- **GIVEN PROBLEM**
Write the count of lines that contain the word "icon" and nothing else.
** Start EXERCISE INPUTS **
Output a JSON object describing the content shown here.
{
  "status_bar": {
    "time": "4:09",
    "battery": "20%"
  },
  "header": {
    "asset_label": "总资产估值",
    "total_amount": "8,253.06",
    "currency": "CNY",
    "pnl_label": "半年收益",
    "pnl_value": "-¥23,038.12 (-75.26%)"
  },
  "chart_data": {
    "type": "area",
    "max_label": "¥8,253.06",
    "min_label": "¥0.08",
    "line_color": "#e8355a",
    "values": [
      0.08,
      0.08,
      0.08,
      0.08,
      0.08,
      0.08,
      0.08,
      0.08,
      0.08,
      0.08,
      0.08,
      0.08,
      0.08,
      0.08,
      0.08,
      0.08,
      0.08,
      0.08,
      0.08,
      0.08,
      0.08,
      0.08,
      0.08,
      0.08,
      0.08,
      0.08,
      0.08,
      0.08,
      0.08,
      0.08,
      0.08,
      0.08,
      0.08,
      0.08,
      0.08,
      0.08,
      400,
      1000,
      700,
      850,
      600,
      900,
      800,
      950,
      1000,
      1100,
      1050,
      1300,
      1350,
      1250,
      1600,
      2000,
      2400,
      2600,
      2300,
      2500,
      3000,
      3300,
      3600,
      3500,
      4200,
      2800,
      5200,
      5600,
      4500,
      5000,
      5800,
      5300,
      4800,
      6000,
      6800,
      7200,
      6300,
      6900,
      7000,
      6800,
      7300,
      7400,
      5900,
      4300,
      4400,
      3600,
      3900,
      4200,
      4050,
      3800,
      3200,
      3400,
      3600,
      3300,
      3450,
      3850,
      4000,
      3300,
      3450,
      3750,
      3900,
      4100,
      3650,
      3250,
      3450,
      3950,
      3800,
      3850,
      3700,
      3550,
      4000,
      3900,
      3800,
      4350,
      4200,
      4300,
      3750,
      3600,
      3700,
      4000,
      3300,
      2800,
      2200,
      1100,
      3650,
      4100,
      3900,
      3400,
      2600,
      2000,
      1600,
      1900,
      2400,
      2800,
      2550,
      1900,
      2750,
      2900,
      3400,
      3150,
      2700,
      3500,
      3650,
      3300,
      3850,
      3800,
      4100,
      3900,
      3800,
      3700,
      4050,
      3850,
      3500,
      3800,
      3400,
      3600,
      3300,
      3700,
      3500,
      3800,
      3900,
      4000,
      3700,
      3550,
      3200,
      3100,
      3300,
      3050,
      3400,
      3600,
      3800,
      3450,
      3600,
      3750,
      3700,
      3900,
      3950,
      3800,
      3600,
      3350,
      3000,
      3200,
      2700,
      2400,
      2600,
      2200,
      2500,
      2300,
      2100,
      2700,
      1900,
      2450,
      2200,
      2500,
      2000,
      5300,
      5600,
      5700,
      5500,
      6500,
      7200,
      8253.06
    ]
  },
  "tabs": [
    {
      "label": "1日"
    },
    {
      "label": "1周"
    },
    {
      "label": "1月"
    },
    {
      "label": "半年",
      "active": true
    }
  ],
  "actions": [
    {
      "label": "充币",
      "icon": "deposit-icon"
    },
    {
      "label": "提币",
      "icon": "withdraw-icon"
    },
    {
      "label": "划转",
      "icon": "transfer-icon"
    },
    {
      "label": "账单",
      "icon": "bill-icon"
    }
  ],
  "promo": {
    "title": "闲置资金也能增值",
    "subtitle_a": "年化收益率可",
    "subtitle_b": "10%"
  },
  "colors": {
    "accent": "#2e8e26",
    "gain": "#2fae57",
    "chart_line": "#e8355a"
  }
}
** End EXERCISE INPUTS **
- **REPLY TO THE TASK**
4